▶ _Task to complete_: Each line containing the word "xlabel" should be found and copied.

▶ _Supplied material_:
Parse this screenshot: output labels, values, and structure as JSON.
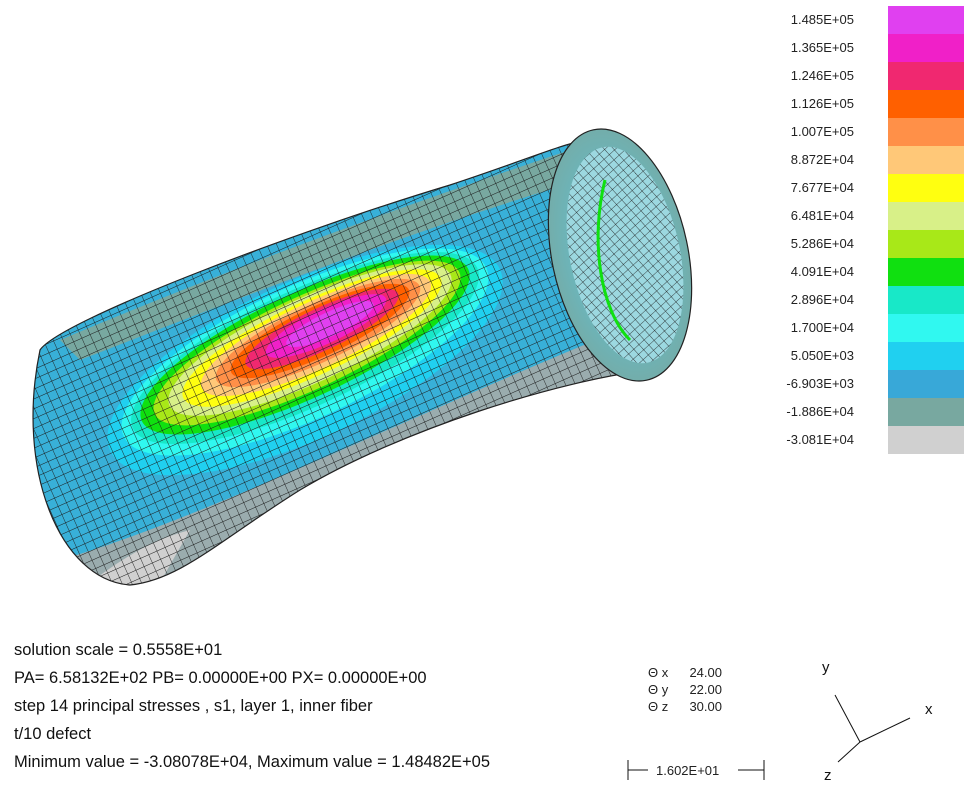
{
  "legend": {
    "items": [
      {
        "value": "1.485E+05",
        "color": "#e040f0"
      },
      {
        "value": "1.365E+05",
        "color": "#f020c8"
      },
      {
        "value": "1.246E+05",
        "color": "#f02870"
      },
      {
        "value": "1.126E+05",
        "color": "#ff6000"
      },
      {
        "value": "1.007E+05",
        "color": "#ff9048"
      },
      {
        "value": "8.872E+04",
        "color": "#ffc878"
      },
      {
        "value": "7.677E+04",
        "color": "#ffff10"
      },
      {
        "value": "6.481E+04",
        "color": "#d8f088"
      },
      {
        "value": "5.286E+04",
        "color": "#a8e818"
      },
      {
        "value": "4.091E+04",
        "color": "#10e010"
      },
      {
        "value": "2.896E+04",
        "color": "#18e8c8"
      },
      {
        "value": "1.700E+04",
        "color": "#30f8f0"
      },
      {
        "value": "5.050E+03",
        "color": "#20d0f0"
      },
      {
        "value": "-6.903E+03",
        "color": "#38a8d8"
      },
      {
        "value": "-1.886E+04",
        "color": "#78a8a0"
      },
      {
        "value": "-3.081E+04",
        "color": "#d0d0d0"
      }
    ]
  },
  "info": {
    "line1": "solution scale =  0.5558E+01",
    "line2": "PA=  6.58132E+02  PB=  0.00000E+00  PX=  0.00000E+00",
    "line3": "step   14  principal stresses , s1,  layer  1,  inner fiber",
    "line4": "t/10 defect",
    "line5": "Minimum value = -3.08078E+04,   Maximum value =  1.48482E+05"
  },
  "view_angles": [
    {
      "symbol": "Θ",
      "axis": "x",
      "value": "24.00"
    },
    {
      "symbol": "Θ",
      "axis": "y",
      "value": "22.00"
    },
    {
      "symbol": "Θ",
      "axis": "z",
      "value": "30.00"
    }
  ],
  "scale_bar": {
    "label": "1.602E+01"
  },
  "triad": {
    "x": "x",
    "y": "y",
    "z": "z"
  }
}
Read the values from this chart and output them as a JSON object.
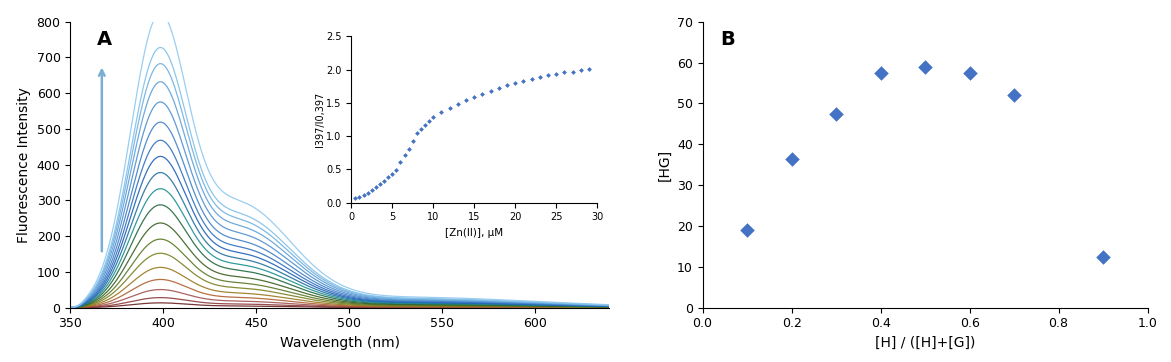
{
  "panel_A": {
    "label": "A",
    "xlabel": "Wavelength (nm)",
    "ylabel": "Fluorescence Intensity",
    "xlim": [
      350,
      640
    ],
    "ylim": [
      0,
      800
    ],
    "yticks": [
      0,
      100,
      200,
      300,
      400,
      500,
      600,
      700,
      800
    ],
    "xticks": [
      350,
      400,
      450,
      500,
      550,
      600
    ],
    "num_spectra": 19,
    "peak_wavelength": 397,
    "peak_values": [
      12,
      25,
      45,
      70,
      100,
      135,
      170,
      210,
      255,
      295,
      335,
      375,
      415,
      460,
      510,
      560,
      605,
      645,
      730
    ],
    "arrow_color": "#7aafd4",
    "inset": {
      "xlabel": "[Zn(II)], μM",
      "ylabel": "I397/I0,397",
      "xlim": [
        0,
        30
      ],
      "ylim": [
        0,
        2.5
      ],
      "yticks": [
        0,
        0.5,
        1.0,
        1.5,
        2.0,
        2.5
      ],
      "xticks": [
        0,
        5,
        10,
        15,
        20,
        25,
        30
      ],
      "x_data": [
        0.5,
        1,
        1.5,
        2,
        2.5,
        3,
        3.5,
        4,
        4.5,
        5,
        5.5,
        6,
        6.5,
        7,
        7.5,
        8,
        8.5,
        9,
        9.5,
        10,
        11,
        12,
        13,
        14,
        15,
        16,
        17,
        18,
        19,
        20,
        21,
        22,
        23,
        24,
        25,
        26,
        27,
        28,
        29
      ],
      "y_data": [
        0.07,
        0.09,
        0.12,
        0.15,
        0.19,
        0.24,
        0.28,
        0.33,
        0.38,
        0.43,
        0.49,
        0.61,
        0.71,
        0.81,
        0.92,
        1.04,
        1.11,
        1.17,
        1.23,
        1.29,
        1.36,
        1.42,
        1.48,
        1.54,
        1.59,
        1.63,
        1.68,
        1.72,
        1.76,
        1.79,
        1.82,
        1.86,
        1.88,
        1.91,
        1.94,
        1.96,
        1.97,
        1.99,
        2.01
      ],
      "marker_color": "#4472c4",
      "marker_size": 6
    }
  },
  "panel_B": {
    "label": "B",
    "xlabel": "[H] / ([H]+[G])",
    "ylabel": "[HG]",
    "xlim": [
      0,
      1
    ],
    "ylim": [
      0,
      70
    ],
    "yticks": [
      0,
      10,
      20,
      30,
      40,
      50,
      60,
      70
    ],
    "xticks": [
      0,
      0.2,
      0.4,
      0.6,
      0.8,
      1.0
    ],
    "x_data": [
      0.1,
      0.2,
      0.3,
      0.4,
      0.5,
      0.6,
      0.7,
      0.9
    ],
    "y_data": [
      19,
      36.5,
      47.5,
      57.5,
      59,
      57.5,
      52,
      12.5
    ],
    "marker_color": "#4472c4",
    "marker_size": 55
  },
  "bg_color": "#ffffff",
  "spectrum_colors": [
    "#6b2020",
    "#8b3a3a",
    "#a05252",
    "#b06030",
    "#9a7820",
    "#7a8020",
    "#5a7825",
    "#3a6020",
    "#206840",
    "#1a9090",
    "#2070a0",
    "#2060b8",
    "#3070c0",
    "#4080c8",
    "#5090d0",
    "#60a0d8",
    "#70b0e0",
    "#80c0e8",
    "#90c8f0"
  ]
}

▶ _Result of this exercise_:
    "xlabel": "Wavelength (nm)",
      "xlabel": "[Zn(II)], μM",
    "xlabel": "[H] / ([H]+[G])",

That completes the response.